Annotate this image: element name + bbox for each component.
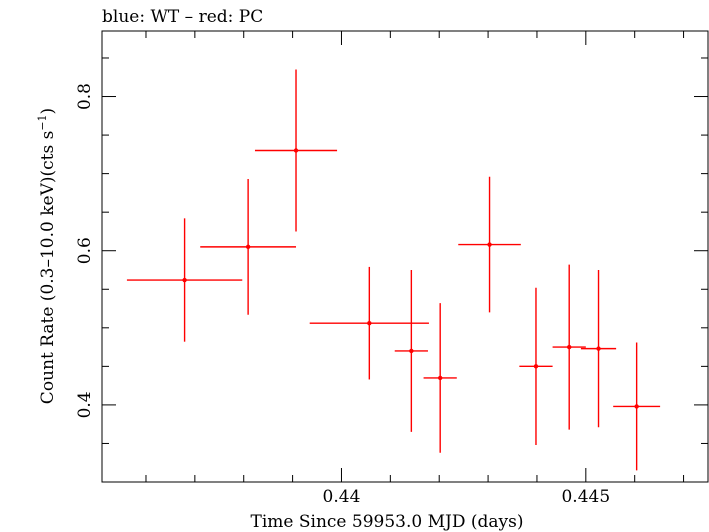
point-marker — [245, 244, 251, 250]
y-axis-label-main: Count Rate (0.3–10.0 keV)(cts s — [38, 131, 58, 405]
y-axis-tick-labels: 0.4 0.6 0.8 — [75, 83, 95, 418]
y-tick-label: 0.6 — [75, 237, 95, 264]
plot-frame — [101, 30, 709, 483]
point-marker — [367, 320, 372, 326]
data-point — [458, 176, 521, 313]
x-tick-label: 0.445 — [561, 487, 610, 507]
x-tick-label: 0.44 — [323, 487, 361, 507]
y-axis-label-sup: −1 — [36, 114, 49, 130]
data-point — [580, 269, 617, 428]
y-tick-label: 0.8 — [75, 83, 95, 110]
chart-title: blue: WT – red: PC — [102, 7, 263, 27]
y-axis-ticks — [102, 57, 708, 483]
data-point — [613, 342, 661, 471]
data-point — [423, 303, 457, 453]
point-marker — [634, 404, 639, 409]
point-marker — [567, 344, 572, 350]
point-marker — [596, 346, 601, 351]
y-axis-label-close: ) — [38, 108, 58, 115]
x-axis-ticks — [145, 31, 685, 482]
x-axis-label: Time Since 59953.0 MJD (days) — [251, 512, 524, 532]
point-marker — [293, 148, 299, 153]
data-point — [309, 266, 429, 380]
data-point — [552, 264, 586, 430]
data-point — [254, 69, 338, 232]
data-point — [200, 179, 297, 315]
x-axis-tick-labels: 0.44 0.445 — [323, 487, 611, 507]
data-points — [126, 69, 661, 471]
point-marker — [182, 277, 187, 283]
point-marker — [409, 348, 414, 354]
point-marker — [437, 375, 443, 381]
data-point — [519, 287, 553, 445]
data-point — [394, 269, 428, 432]
y-tick-label: 0.4 — [75, 391, 95, 418]
y-axis-label: Count Rate (0.3–10.0 keV)(cts s−1) — [36, 108, 58, 404]
point-marker — [533, 364, 539, 369]
point-marker — [487, 242, 492, 247]
data-point — [126, 218, 243, 342]
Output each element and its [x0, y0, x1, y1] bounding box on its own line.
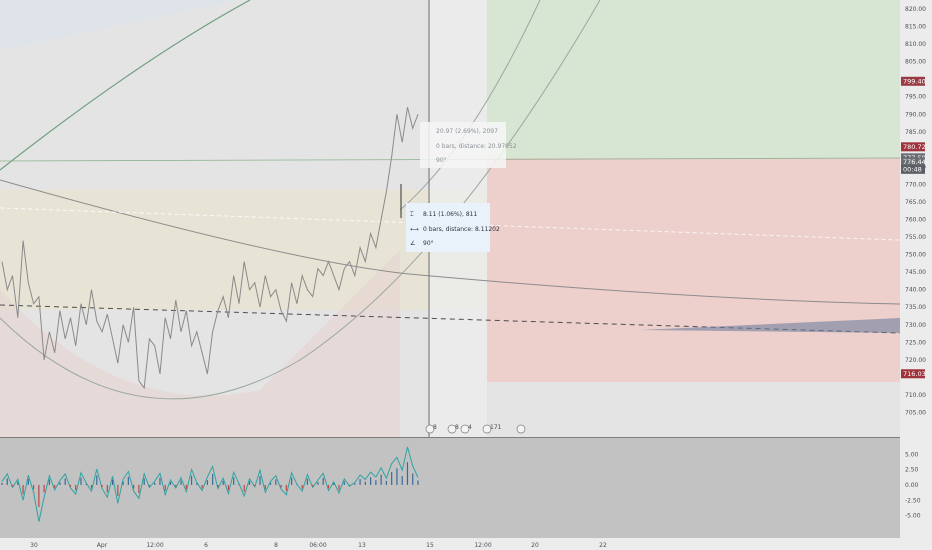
oscillator-tick-label: 5.00: [905, 451, 919, 458]
price-badge: [901, 164, 925, 174]
price-badge-label: 00:48: [903, 166, 922, 174]
ruler-primary-line-3: 90°: [423, 240, 434, 247]
event-marker-count: 8: [433, 424, 437, 431]
loss-zone: [487, 158, 900, 382]
event-marker[interactable]: [425, 424, 435, 434]
oscillator-tick-label: 0.00: [905, 482, 919, 489]
ruler-primary-line-1: 8.11 (1.06%), 811: [423, 211, 477, 218]
event-marker[interactable]: [516, 424, 526, 434]
price-tick-label: 760.00: [905, 217, 926, 224]
time-axis[interactable]: [0, 538, 932, 550]
time-tick-label: 30: [30, 542, 38, 549]
oscillator-line: [1, 446, 419, 522]
shade-region-pink: [0, 250, 400, 437]
price-tick-label: 790.00: [905, 111, 926, 118]
price-tick-label: 750.00: [905, 252, 926, 259]
event-marker-count: 8: [455, 424, 459, 431]
price-tick-label: 770.00: [905, 181, 926, 188]
price-tick-label: 745.00: [905, 269, 926, 276]
price-badge-label: 776.44: [903, 158, 926, 166]
event-markers[interactable]: 8 8 4 171: [425, 424, 526, 434]
event-marker[interactable]: [460, 424, 470, 434]
oscillator-series: [1, 446, 419, 522]
price-badge-label: 799.40: [903, 78, 926, 86]
time-tick-label: Apr: [97, 542, 108, 549]
price-axis[interactable]: [900, 0, 932, 538]
event-marker-count: 171: [490, 424, 502, 431]
trend-arc-green: [0, 0, 251, 171]
ruler-secondary[interactable]: 20.97 (2.69%), 2097 0 bars, distance: 20…: [420, 122, 517, 168]
oscillator-pane-bg: [0, 438, 900, 538]
time-tick-label: 6: [204, 542, 208, 549]
price-tick-label: 725.00: [905, 339, 926, 346]
event-marker-count: 4: [468, 424, 472, 431]
event-marker[interactable]: [482, 424, 492, 434]
price-tick-label: 735.00: [905, 304, 926, 311]
time-axis-labels: 30 Apr 12:00 6 8 06:00 13 15 12:00 20 22: [30, 542, 607, 549]
oscillator-tick-label: 2.50: [905, 467, 919, 474]
price-tick-label: 710.00: [905, 392, 926, 399]
price-tick-label: 795.00: [905, 94, 926, 101]
ruler-secondary-line-2: 0 bars, distance: 20.97052: [436, 143, 517, 150]
time-tick-label: 13: [358, 542, 366, 549]
time-tick-label: 12:00: [146, 542, 163, 549]
price-tick-label: 730.00: [905, 322, 926, 329]
price-badge: [901, 142, 925, 152]
oscillator-tick-label: -2.50: [905, 497, 921, 504]
event-marker[interactable]: [447, 424, 457, 434]
oscillator-axis-ticks: 5.00 2.50 0.00 -2.50 -5.00: [905, 451, 921, 519]
price-tick-label: 805.00: [905, 59, 926, 66]
ruler-icon-height: ⌶: [410, 211, 414, 218]
price-tick-label: 785.00: [905, 129, 926, 136]
price-badge: [901, 157, 925, 167]
price-tick-label: 755.00: [905, 234, 926, 241]
price-badge: [901, 76, 925, 86]
price-badge-label: 716.03: [903, 370, 926, 378]
price-tick-label: 740.00: [905, 287, 926, 294]
ruler-secondary-line-3: 90°: [436, 157, 447, 164]
price-tick-label: 815.00: [905, 24, 926, 31]
ruler-secondary-line-1: 20.97 (2.69%), 2097: [436, 128, 498, 135]
time-tick-label: 06:00: [309, 542, 326, 549]
profit-zone: [487, 0, 900, 158]
ruler-primary-line-2: 0 bars, distance: 8.11202: [423, 226, 500, 233]
oscillator-tick-label: -5.00: [905, 513, 921, 520]
curve-arc-lower: [0, 0, 601, 400]
time-tick-label: 8: [274, 542, 278, 549]
ruler-icon-angle: ∠: [410, 240, 415, 247]
price-tick-label: 820.00: [905, 6, 926, 13]
ruler-primary-box: [406, 203, 490, 252]
time-tick-label: 15: [426, 542, 434, 549]
ruler-icon-bars: ⟷: [410, 226, 419, 233]
curve-decay: [0, 179, 901, 305]
price-tick-label: 765.00: [905, 199, 926, 206]
time-tick-label: 20: [531, 542, 539, 549]
price-badge-label: 780.72: [903, 143, 926, 151]
shade-region-blue: [0, 0, 240, 50]
price-series: [1, 107, 419, 390]
ruler-secondary-box: [420, 122, 506, 168]
ruler-primary[interactable]: ⌶ 8.11 (1.06%), 811 ⟷ 0 bars, distance: …: [400, 184, 500, 252]
price-line: [1, 107, 419, 390]
price-badge: [901, 369, 925, 379]
price-tick-label: 720.00: [905, 357, 926, 364]
time-tick-label: 22: [599, 542, 607, 549]
price-tick-label: 705.00: [905, 409, 926, 416]
price-tick-label: 810.00: [905, 41, 926, 48]
wedge-shape: [640, 318, 900, 333]
time-tick-label: 12:00: [474, 542, 491, 549]
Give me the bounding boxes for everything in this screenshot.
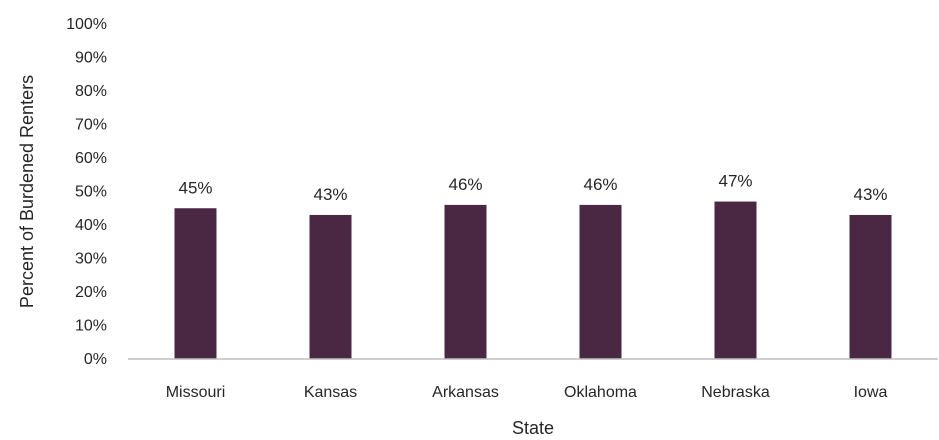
x-category-label: Kansas [304, 384, 357, 401]
y-tick-label: 10% [75, 318, 107, 335]
data-label: 43% [853, 185, 887, 204]
data-label: 43% [313, 185, 347, 204]
y-tick-label: 0% [84, 351, 107, 368]
x-axis-title: State [512, 418, 554, 438]
x-category-label: Oklahoma [564, 384, 637, 401]
bars [174, 201, 892, 359]
data-label: 47% [718, 172, 752, 191]
data-label: 45% [178, 178, 212, 197]
bar [714, 201, 757, 359]
y-tick-label: 100% [66, 16, 107, 33]
x-axis-categories: Missouri Kansas Arkansas Oklahoma Nebraska Io… [166, 384, 888, 401]
y-axis-title: Percent of Burdened Renters [17, 75, 37, 308]
y-axis-ticks: 0% 10% 20% 30% 40% 50% 60% 70% 80% 90% 100% [66, 16, 107, 368]
bar [174, 208, 217, 359]
x-category-label: Arkansas [432, 384, 499, 401]
y-tick-label: 70% [75, 117, 107, 134]
data-label: 46% [448, 175, 482, 194]
bar [309, 214, 352, 359]
y-tick-label: 20% [75, 284, 107, 301]
bar [849, 214, 892, 359]
y-tick-label: 60% [75, 150, 107, 167]
data-labels: 45% 43% 46% 46% 47% 43% [178, 172, 887, 204]
y-tick-label: 30% [75, 251, 107, 268]
x-category-label: Missouri [166, 384, 226, 401]
data-label: 46% [583, 175, 617, 194]
y-tick-label: 50% [75, 184, 107, 201]
y-tick-label: 90% [75, 50, 107, 67]
x-category-label: Nebraska [701, 384, 770, 401]
y-tick-label: 80% [75, 83, 107, 100]
bar [444, 204, 487, 359]
y-tick-label: 40% [75, 217, 107, 234]
x-category-label: Iowa [854, 384, 888, 401]
bar [579, 204, 622, 359]
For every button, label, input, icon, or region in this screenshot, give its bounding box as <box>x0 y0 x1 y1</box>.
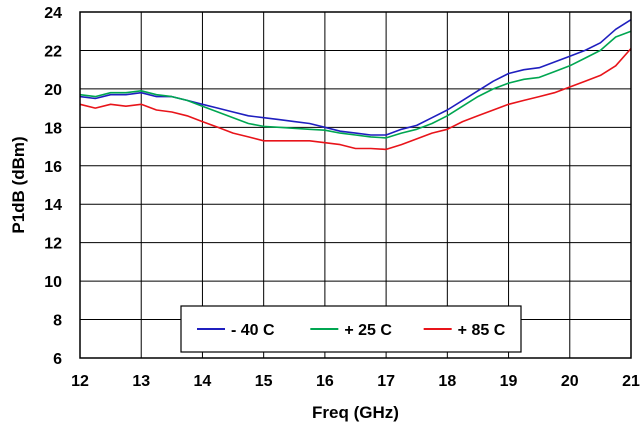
series-line-3 <box>79 47 632 151</box>
x-tick-labels: 12 13 14 15 16 17 18 19 20 21 <box>71 373 640 390</box>
legend-label: - 40 C <box>231 322 275 339</box>
legend: - 40 C + 25 C + 85 C <box>180 305 522 353</box>
series-line-1 <box>79 19 632 136</box>
y-tick-label: 12 <box>44 236 62 253</box>
legend-label: + 25 C <box>344 322 392 339</box>
y-axis-title: P1dB (dBm) <box>9 136 28 233</box>
x-tick-label: 21 <box>622 373 640 390</box>
legend-box <box>180 305 522 353</box>
y-tick-label: 16 <box>44 159 62 176</box>
y-tick-labels: 6 8 10 12 14 16 18 20 22 24 <box>44 5 62 368</box>
x-tick-label: 13 <box>132 373 150 390</box>
x-tick-label: 16 <box>316 373 334 390</box>
x-tick-label: 17 <box>377 373 395 390</box>
y-tick-label: 24 <box>44 5 62 22</box>
x-tick-label: 18 <box>438 373 456 390</box>
x-tick-label: 12 <box>71 373 89 390</box>
y-tick-label: 10 <box>44 274 62 291</box>
y-tick-label: 18 <box>44 120 62 137</box>
y-tick-label: 22 <box>44 43 62 60</box>
legend-label: + 85 C <box>458 322 506 339</box>
x-axis-title: Freq (GHz) <box>312 403 399 422</box>
x-tick-label: 19 <box>500 373 518 390</box>
series-line-2 <box>79 30 632 139</box>
plot-area-frame <box>79 11 632 359</box>
y-tick-label: 20 <box>44 82 62 99</box>
y-tick-label: 8 <box>53 313 62 330</box>
x-tick-label: 15 <box>255 373 273 390</box>
series-lines <box>79 19 632 151</box>
y-tick-label: 6 <box>53 351 62 368</box>
x-tick-label: 14 <box>194 373 212 390</box>
y-tick-label: 14 <box>44 197 62 214</box>
x-tick-label: 20 <box>561 373 579 390</box>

------------

### Work to complete
Lay out the lines from the one containing "point-marker — [245, 244, 251, 250]" up to and including the one containing "point-marker — [367, 320, 372, 326]" as a Markdown table with the columns "No." and "Line." Number each line in order and omit any blank lines.

### Result for this task
| No. | Line |
|---|---|
| 1 | point-marker — [245, 244, 251, 250] |
| 2 | y-axis-label-main: Count Rate (0.3–10.0 keV)(cts s — [38, 131, 58, 405] |
| 3 | y-axis-tick-labels: 0.4 0.6 0.8 — [75, 83, 95, 418] |
| 4 | y-tick-label: 0.6 — [75, 237, 95, 264] |
| 5 | plot-frame — [101, 30, 709, 483] |
| 6 | point-marker — [367, 320, 372, 326] |